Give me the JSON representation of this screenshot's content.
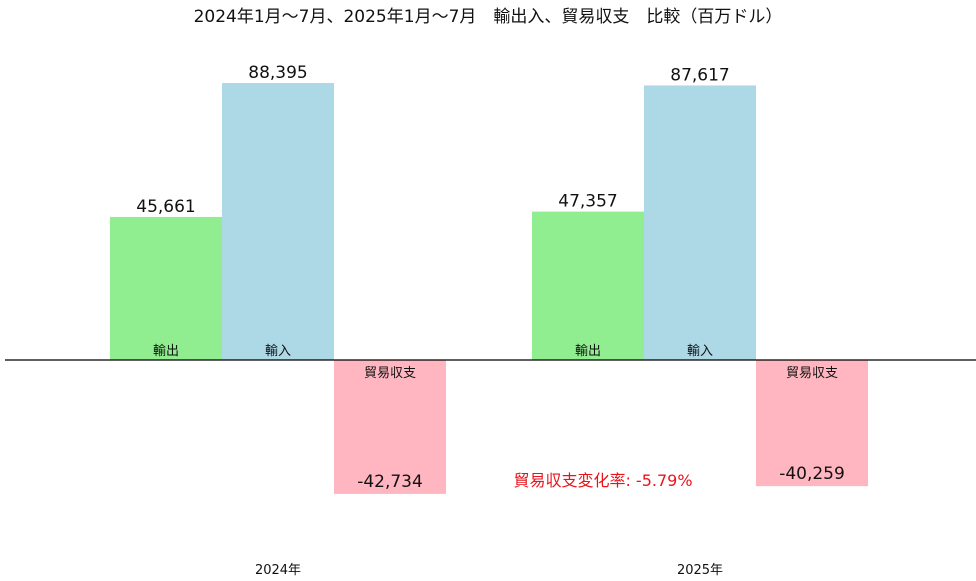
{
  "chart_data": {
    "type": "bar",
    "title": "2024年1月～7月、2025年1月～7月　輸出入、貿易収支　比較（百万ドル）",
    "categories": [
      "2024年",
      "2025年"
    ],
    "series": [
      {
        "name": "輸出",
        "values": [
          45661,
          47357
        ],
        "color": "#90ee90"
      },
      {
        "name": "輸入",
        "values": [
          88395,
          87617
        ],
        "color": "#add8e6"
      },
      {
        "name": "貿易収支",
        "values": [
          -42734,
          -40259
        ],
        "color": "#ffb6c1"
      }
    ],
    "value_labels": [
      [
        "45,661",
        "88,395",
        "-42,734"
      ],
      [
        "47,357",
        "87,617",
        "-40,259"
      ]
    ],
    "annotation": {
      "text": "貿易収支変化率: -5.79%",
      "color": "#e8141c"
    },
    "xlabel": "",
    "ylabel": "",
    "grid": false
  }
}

* Task requirements *
What comes back should match the records exactly, minus any pictures.

* Solution for this problem *
Give me the JSON representation of this screenshot's content.
{
  "chart_data": {
    "type": "bar",
    "title": "2024年1月～7月、2025年1月～7月　輸出入、貿易収支　比較（百万ドル）",
    "categories": [
      "2024年",
      "2025年"
    ],
    "series": [
      {
        "name": "輸出",
        "values": [
          45661,
          47357
        ],
        "color": "#90ee90"
      },
      {
        "name": "輸入",
        "values": [
          88395,
          87617
        ],
        "color": "#add8e6"
      },
      {
        "name": "貿易収支",
        "values": [
          -42734,
          -40259
        ],
        "color": "#ffb6c1"
      }
    ],
    "value_labels": [
      [
        "45,661",
        "88,395",
        "-42,734"
      ],
      [
        "47,357",
        "87,617",
        "-40,259"
      ]
    ],
    "annotation": {
      "text": "貿易収支変化率: -5.79%",
      "color": "#e8141c"
    },
    "xlabel": "",
    "ylabel": "",
    "grid": false
  }
}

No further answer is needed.